The task:
Answer these questions from the passage on halogens in apatite:
1. Within which two minerals did the previous study find apatite occurring as inclusions?
2. Why are the fluorine contents of apatite in this study much higher than its chlorine contents?
3. To what are the volatile components of the parent magmas of syenogranite and monzogranite mainly related?

Exercise passage:
# # # # # # #

Notwithstanding, halogen contents of magmas (especially F and Cl contents) in apatite can also be regarded as an important indicator to evaluate productive magmas since halogens can effectively complex and transport metal elements (Coulson et al., 2001; Pan et al. 2016; Piccoli and Candela, 1994; Webster et al., 2004). A previous study showed that apatite, occurring as inclusions within biotite and hornblende, was one of the early crystal phases that appeared during crystallization (Tang et al., 2021), and thus the F and Cl partitioning between the apatite and the melt seems unlikely to be influenced by the crystallization of biotite and hornblende. Therefore, the contents of chlorine and fluorine in the melt predominantly affected by their magmatic sources can be evaluated from the concentrations of chlorine and fluorine in apatite. In this study, the fluorine contents of apatite is much higher than chlorine contents, because the partition coefficient of fluorine between apatite and melt is much higher than those of chlorine (Mathez and Webster, 2005). In addition, the chlorine contents of the two fertile intrusions in this study remain almost invariable, because the apatite/melt ratio is approximately constant at low Cl contents, but when the melt becomes saturated in Cl both partition coefficients increase rapidly as Cl content of the bulk system increases (Doherty et al., 2014). Furthermore, magmas formed by partial melting of lower crust materials usually show relatively stronger enrichment of F and depletion of Cl than those formed by dehydration melting in slab subduction environments (Ding et al., 2015; Jiang et al., 2018; Kendrick et al., 2011; Xu et al., 2022). Therefore, the volatile components of the parent magmas of syenogranite and monzogranite are mainly related to lower crustal melting.

# # # # # # #

Material provided:
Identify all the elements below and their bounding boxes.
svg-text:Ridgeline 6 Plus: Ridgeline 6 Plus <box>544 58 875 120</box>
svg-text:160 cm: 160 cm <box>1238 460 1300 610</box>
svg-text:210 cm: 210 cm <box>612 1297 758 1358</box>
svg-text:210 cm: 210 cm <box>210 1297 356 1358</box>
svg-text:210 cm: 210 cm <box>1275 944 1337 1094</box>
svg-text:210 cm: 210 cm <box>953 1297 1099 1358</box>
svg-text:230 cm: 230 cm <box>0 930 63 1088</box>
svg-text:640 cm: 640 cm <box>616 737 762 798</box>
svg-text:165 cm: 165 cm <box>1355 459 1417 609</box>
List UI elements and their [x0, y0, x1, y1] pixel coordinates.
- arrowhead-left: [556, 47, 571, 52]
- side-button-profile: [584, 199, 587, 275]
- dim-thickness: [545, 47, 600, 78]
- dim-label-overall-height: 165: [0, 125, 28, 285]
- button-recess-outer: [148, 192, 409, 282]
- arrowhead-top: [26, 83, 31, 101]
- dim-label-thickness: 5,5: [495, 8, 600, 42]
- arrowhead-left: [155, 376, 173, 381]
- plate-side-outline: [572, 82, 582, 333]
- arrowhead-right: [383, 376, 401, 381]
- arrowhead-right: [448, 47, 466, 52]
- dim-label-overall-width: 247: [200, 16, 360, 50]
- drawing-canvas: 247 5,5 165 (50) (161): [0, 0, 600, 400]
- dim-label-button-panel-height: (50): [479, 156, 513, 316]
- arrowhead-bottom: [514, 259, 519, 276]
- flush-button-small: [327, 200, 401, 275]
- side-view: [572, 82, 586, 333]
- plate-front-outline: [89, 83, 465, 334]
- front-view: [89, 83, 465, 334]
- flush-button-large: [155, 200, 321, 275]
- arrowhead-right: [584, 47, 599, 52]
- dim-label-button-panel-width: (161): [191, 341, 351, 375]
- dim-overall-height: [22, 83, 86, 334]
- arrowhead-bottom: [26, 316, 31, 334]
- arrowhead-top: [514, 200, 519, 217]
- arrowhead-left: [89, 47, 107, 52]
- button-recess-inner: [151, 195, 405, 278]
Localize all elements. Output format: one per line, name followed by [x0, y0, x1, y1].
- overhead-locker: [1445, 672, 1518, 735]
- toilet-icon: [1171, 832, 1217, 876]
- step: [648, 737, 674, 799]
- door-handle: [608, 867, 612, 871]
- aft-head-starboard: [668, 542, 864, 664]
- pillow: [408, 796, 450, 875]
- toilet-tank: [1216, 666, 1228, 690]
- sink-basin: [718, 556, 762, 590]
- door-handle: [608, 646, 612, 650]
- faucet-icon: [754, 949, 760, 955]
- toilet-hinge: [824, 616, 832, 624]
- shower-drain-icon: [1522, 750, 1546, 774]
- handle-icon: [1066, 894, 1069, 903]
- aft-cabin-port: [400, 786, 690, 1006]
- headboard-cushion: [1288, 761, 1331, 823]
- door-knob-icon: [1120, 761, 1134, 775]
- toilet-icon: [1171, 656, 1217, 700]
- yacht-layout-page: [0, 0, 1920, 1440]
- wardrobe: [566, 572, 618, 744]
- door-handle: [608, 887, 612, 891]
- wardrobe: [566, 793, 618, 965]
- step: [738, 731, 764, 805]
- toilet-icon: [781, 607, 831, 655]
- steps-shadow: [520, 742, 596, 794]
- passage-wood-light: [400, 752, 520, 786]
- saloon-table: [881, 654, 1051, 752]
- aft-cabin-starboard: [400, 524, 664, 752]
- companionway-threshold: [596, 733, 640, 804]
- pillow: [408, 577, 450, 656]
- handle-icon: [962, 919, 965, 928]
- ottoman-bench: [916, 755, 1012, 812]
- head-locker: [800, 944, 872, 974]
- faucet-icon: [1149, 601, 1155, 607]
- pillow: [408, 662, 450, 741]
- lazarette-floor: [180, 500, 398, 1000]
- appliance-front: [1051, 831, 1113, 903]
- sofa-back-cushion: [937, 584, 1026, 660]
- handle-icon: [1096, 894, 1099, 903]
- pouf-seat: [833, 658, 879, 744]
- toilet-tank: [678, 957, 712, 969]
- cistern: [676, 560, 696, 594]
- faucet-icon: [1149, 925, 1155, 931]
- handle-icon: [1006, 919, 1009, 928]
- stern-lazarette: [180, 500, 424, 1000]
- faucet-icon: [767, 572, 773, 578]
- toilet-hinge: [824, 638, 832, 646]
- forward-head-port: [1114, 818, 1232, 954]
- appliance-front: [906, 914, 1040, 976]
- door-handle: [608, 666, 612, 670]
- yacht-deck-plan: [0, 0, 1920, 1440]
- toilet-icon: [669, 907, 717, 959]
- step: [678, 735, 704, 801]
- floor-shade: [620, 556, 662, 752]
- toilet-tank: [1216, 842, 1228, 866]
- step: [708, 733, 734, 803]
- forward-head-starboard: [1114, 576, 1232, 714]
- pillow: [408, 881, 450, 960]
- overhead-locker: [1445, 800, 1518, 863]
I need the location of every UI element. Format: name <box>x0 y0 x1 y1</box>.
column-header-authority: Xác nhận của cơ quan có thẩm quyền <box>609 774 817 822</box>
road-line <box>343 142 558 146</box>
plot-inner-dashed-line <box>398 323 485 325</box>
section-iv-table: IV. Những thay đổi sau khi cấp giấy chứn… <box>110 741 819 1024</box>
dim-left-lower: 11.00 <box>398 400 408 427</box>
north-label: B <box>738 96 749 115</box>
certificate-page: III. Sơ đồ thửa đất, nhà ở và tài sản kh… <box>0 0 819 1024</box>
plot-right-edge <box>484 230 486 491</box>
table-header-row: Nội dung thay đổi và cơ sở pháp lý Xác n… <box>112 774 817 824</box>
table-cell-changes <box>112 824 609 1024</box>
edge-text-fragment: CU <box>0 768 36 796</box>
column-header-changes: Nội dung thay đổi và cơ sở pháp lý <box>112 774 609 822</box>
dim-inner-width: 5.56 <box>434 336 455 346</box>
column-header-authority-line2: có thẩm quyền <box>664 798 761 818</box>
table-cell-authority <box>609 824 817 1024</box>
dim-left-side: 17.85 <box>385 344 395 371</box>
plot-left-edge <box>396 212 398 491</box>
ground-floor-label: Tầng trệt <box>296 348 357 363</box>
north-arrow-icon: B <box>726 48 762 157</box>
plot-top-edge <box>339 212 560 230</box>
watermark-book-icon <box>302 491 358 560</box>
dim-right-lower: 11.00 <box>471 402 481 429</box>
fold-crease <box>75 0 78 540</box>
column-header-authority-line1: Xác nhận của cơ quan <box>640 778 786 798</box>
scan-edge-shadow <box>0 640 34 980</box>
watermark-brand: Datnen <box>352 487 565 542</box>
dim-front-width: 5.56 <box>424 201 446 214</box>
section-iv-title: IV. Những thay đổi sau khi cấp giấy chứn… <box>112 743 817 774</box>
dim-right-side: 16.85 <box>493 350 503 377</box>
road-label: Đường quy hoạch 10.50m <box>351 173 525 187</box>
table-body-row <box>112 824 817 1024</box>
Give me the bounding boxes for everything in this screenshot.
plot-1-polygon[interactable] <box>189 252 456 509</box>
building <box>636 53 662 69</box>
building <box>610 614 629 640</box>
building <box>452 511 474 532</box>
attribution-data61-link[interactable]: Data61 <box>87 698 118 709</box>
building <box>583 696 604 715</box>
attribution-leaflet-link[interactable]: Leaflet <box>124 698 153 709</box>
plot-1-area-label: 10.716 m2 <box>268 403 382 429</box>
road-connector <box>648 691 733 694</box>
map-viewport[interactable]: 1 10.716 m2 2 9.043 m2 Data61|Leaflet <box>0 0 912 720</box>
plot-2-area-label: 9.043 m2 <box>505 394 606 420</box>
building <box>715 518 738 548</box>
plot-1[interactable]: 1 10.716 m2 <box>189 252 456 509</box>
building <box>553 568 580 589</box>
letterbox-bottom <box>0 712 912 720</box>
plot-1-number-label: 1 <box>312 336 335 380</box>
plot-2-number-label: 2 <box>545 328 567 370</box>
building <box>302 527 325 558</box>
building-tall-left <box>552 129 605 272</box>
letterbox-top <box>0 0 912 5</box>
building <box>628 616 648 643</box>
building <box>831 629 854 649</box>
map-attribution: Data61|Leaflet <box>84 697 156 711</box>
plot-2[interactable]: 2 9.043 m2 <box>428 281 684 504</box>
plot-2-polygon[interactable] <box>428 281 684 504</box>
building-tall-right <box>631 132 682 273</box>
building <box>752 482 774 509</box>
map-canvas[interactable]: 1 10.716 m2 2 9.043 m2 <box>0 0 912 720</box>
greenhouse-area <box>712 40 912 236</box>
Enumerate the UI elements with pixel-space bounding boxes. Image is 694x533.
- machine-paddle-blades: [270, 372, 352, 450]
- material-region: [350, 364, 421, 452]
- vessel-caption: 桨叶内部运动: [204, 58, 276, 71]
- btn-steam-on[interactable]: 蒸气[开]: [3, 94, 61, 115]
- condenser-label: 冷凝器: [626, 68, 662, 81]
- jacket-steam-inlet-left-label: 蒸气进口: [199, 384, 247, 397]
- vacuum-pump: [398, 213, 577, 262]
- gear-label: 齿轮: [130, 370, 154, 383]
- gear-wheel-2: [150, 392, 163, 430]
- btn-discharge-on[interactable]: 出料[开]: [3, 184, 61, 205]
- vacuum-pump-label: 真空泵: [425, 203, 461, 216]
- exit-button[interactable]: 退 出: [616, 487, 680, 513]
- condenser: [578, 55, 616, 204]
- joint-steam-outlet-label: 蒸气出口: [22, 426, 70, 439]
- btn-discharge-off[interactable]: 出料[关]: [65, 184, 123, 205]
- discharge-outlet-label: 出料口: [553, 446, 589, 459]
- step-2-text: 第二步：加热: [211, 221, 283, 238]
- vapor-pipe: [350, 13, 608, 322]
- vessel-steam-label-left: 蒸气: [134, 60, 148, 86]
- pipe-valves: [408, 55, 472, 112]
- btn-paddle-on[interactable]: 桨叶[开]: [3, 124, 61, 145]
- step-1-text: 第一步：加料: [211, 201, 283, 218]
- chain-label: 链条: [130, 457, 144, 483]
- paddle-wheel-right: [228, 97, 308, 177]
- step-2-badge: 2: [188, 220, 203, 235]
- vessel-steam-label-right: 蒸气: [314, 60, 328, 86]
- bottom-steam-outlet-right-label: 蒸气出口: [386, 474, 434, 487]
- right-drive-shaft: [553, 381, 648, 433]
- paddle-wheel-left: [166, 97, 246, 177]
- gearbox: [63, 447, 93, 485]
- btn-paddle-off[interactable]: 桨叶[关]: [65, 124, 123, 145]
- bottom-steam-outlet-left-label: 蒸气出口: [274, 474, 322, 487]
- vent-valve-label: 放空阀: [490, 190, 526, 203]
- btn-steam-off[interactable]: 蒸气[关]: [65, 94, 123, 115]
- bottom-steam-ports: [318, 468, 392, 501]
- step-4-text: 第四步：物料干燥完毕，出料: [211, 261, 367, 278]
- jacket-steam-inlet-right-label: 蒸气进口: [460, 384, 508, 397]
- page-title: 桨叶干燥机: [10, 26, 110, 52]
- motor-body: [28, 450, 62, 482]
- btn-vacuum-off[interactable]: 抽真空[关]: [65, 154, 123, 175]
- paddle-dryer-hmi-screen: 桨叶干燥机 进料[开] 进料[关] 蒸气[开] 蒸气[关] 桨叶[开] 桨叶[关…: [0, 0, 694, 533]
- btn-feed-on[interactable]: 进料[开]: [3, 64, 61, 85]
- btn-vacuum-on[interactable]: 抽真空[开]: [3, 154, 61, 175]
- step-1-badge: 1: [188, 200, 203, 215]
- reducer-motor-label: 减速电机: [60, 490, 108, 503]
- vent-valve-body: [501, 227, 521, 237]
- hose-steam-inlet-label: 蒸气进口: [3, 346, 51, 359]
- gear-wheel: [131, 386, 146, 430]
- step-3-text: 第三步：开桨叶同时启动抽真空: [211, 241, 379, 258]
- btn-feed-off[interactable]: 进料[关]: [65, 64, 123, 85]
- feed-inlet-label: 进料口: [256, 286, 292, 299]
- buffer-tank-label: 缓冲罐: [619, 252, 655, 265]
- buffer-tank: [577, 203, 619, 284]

# # # # # # #

Written response:
1. Biotite and hornblende.
2. The partition coefficient of fluorine between apatite and melt is much higher than that of chlorine.
3. Lower crustal melting.